■ **What is needed**: Select all lines in the records that include "vegetables".

■ **Working data**:
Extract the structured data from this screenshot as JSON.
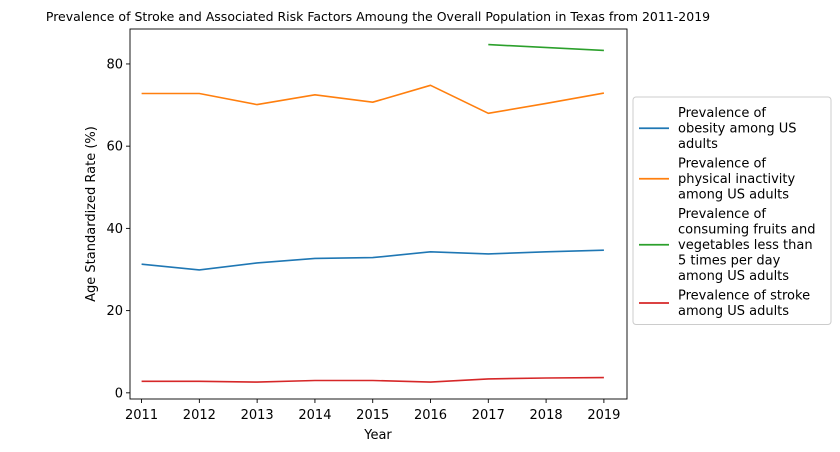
{
  "chart_data": {
    "type": "line",
    "title": "Prevalence of Stroke and Associated Risk Factors Amoung the Overall Population in Texas from 2011-2019",
    "xlabel": "Year",
    "ylabel": "Age Standardized Rate (%)",
    "x": [
      2011,
      2012,
      2013,
      2014,
      2015,
      2016,
      2017,
      2018,
      2019
    ],
    "xlim": [
      2010.8,
      2019.4
    ],
    "ylim": [
      -1.5,
      88.5
    ],
    "yticks": [
      0,
      20,
      40,
      60,
      80
    ],
    "grid": false,
    "legend_position": "outside-right",
    "series": [
      {
        "name": "Prevalence of obesity among US adults",
        "name_lines": [
          "Prevalence of",
          "obesity among US",
          "adults"
        ],
        "color": "#1f77b4",
        "values": [
          31.3,
          29.9,
          31.6,
          32.7,
          32.9,
          34.3,
          33.8,
          34.3,
          34.7
        ]
      },
      {
        "name": "Prevalence of physical inactivity among US adults",
        "name_lines": [
          "Prevalence of",
          "physical inactivity",
          "among US adults"
        ],
        "color": "#ff7f0e",
        "values": [
          72.8,
          72.8,
          70.1,
          72.5,
          70.7,
          74.8,
          68.0,
          70.4,
          72.9
        ]
      },
      {
        "name": "Prevalence of consuming fruits and vegetables less than 5 times per day among US adults",
        "name_lines": [
          "Prevalence of",
          "consuming fruits and",
          "vegetables less than",
          "5 times per day",
          "among US adults"
        ],
        "color": "#2ca02c",
        "values": [
          null,
          null,
          null,
          null,
          null,
          null,
          84.7,
          null,
          83.3
        ]
      },
      {
        "name": "Prevalence of stroke among US adults",
        "name_lines": [
          "Prevalence of stroke",
          "among US adults"
        ],
        "color": "#d62728",
        "values": [
          2.8,
          2.8,
          2.6,
          3.0,
          3.0,
          2.6,
          3.4,
          3.6,
          3.7
        ]
      }
    ]
  }
}
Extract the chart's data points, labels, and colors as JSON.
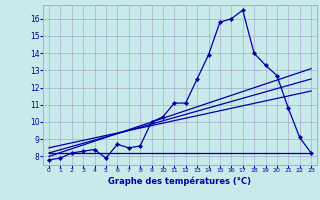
{
  "xlabel": "Graphe des températures (°C)",
  "bg_color": "#c8eaea",
  "grid_color": "#aaaacc",
  "line_color": "#0000aa",
  "xlim": [
    -0.5,
    23.5
  ],
  "ylim": [
    7.5,
    16.8
  ],
  "xticks": [
    0,
    1,
    2,
    3,
    4,
    5,
    6,
    7,
    8,
    9,
    10,
    11,
    12,
    13,
    14,
    15,
    16,
    17,
    18,
    19,
    20,
    21,
    22,
    23
  ],
  "yticks": [
    8,
    9,
    10,
    11,
    12,
    13,
    14,
    15,
    16
  ],
  "temp_data": [
    [
      0,
      7.8
    ],
    [
      1,
      7.9
    ],
    [
      2,
      8.2
    ],
    [
      3,
      8.3
    ],
    [
      4,
      8.4
    ],
    [
      5,
      7.9
    ],
    [
      6,
      8.7
    ],
    [
      7,
      8.5
    ],
    [
      8,
      8.6
    ],
    [
      9,
      10.0
    ],
    [
      10,
      10.3
    ],
    [
      11,
      11.1
    ],
    [
      12,
      11.1
    ],
    [
      13,
      12.5
    ],
    [
      14,
      13.9
    ],
    [
      15,
      15.8
    ],
    [
      16,
      16.0
    ],
    [
      17,
      16.5
    ],
    [
      18,
      14.0
    ],
    [
      19,
      13.3
    ],
    [
      20,
      12.7
    ],
    [
      21,
      10.8
    ],
    [
      22,
      9.1
    ],
    [
      23,
      8.2
    ]
  ],
  "reg_line1": [
    [
      0,
      8.0
    ],
    [
      23,
      13.1
    ]
  ],
  "reg_line2": [
    [
      0,
      8.2
    ],
    [
      23,
      12.5
    ]
  ],
  "reg_line3": [
    [
      0,
      8.5
    ],
    [
      23,
      11.8
    ]
  ],
  "hline_y": 8.2,
  "hline_xstart": 0,
  "hline_xend": 23
}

■ **Solution to this problem**:
        "name": "Prevalence of consuming fruits and vegetables less than 5 times per day among US adults",
          "vegetables less than",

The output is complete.